WHAT YOU HAVE TO DO | The records should be written out in full, with nothing altered.

Figure content listings |
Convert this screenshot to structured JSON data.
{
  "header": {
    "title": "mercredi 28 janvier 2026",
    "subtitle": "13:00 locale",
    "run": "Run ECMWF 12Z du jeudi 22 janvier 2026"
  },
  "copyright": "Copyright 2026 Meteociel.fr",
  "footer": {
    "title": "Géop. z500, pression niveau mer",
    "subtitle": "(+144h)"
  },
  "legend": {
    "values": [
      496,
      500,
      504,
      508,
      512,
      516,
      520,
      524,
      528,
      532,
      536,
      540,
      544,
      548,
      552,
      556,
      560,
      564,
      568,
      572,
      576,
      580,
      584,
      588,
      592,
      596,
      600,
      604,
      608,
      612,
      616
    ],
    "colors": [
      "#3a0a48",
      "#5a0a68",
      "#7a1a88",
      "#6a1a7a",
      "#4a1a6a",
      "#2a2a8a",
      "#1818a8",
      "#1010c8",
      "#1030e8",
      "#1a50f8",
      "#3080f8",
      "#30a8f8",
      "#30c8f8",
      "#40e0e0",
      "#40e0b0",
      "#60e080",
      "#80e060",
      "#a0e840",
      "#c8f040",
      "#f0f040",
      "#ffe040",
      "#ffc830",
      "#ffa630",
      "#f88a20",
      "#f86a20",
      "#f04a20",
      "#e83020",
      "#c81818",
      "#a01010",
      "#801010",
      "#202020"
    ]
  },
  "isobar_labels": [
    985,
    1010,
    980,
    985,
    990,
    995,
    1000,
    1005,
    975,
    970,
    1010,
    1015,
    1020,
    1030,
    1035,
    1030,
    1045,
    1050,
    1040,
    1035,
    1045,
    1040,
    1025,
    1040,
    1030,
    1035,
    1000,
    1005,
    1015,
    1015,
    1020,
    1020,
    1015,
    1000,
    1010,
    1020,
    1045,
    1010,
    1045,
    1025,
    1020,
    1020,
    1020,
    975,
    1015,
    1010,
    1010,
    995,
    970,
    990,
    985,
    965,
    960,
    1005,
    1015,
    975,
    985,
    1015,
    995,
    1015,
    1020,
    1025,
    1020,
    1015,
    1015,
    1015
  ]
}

ANSWER TO THIS PROBLEM |
Convert this screenshot to structured JSON data.
{
  "header": {
    "title": "mercredi 28 janvier 2026",
    "subtitle": "13:00 locale",
    "run": "Run ECMWF 12Z du jeudi 22 janvier 2026"
  },
  "copyright": "Copyright 2026 Meteociel.fr",
  "footer": {
    "title": "Géop. z500, pression niveau mer",
    "subtitle": "(+144h)"
  },
  "legend": {
    "values": [
      496,
      500,
      504,
      508,
      512,
      516,
      520,
      524,
      528,
      532,
      536,
      540,
      544,
      548,
      552,
      556,
      560,
      564,
      568,
      572,
      576,
      580,
      584,
      588,
      592,
      596,
      600,
      604,
      608,
      612,
      616
    ],
    "colors": [
      "#3a0a48",
      "#5a0a68",
      "#7a1a88",
      "#6a1a7a",
      "#4a1a6a",
      "#2a2a8a",
      "#1818a8",
      "#1010c8",
      "#1030e8",
      "#1a50f8",
      "#3080f8",
      "#30a8f8",
      "#30c8f8",
      "#40e0e0",
      "#40e0b0",
      "#60e080",
      "#80e060",
      "#a0e840",
      "#c8f040",
      "#f0f040",
      "#ffe040",
      "#ffc830",
      "#ffa630",
      "#f88a20",
      "#f86a20",
      "#f04a20",
      "#e83020",
      "#c81818",
      "#a01010",
      "#801010",
      "#202020"
    ]
  },
  "isobar_labels": [
    985,
    1010,
    980,
    985,
    990,
    995,
    1000,
    1005,
    975,
    970,
    1010,
    1015,
    1020,
    1030,
    1035,
    1030,
    1045,
    1050,
    1040,
    1035,
    1045,
    1040,
    1025,
    1040,
    1030,
    1035,
    1000,
    1005,
    1015,
    1015,
    1020,
    1020,
    1015,
    1000,
    1010,
    1020,
    1045,
    1010,
    1045,
    1025,
    1020,
    1020,
    1020,
    975,
    1015,
    1010,
    1010,
    995,
    970,
    990,
    985,
    965,
    960,
    1005,
    1015,
    975,
    985,
    1015,
    995,
    1015,
    1020,
    1025,
    1020,
    1015,
    1015,
    1015
  ]
}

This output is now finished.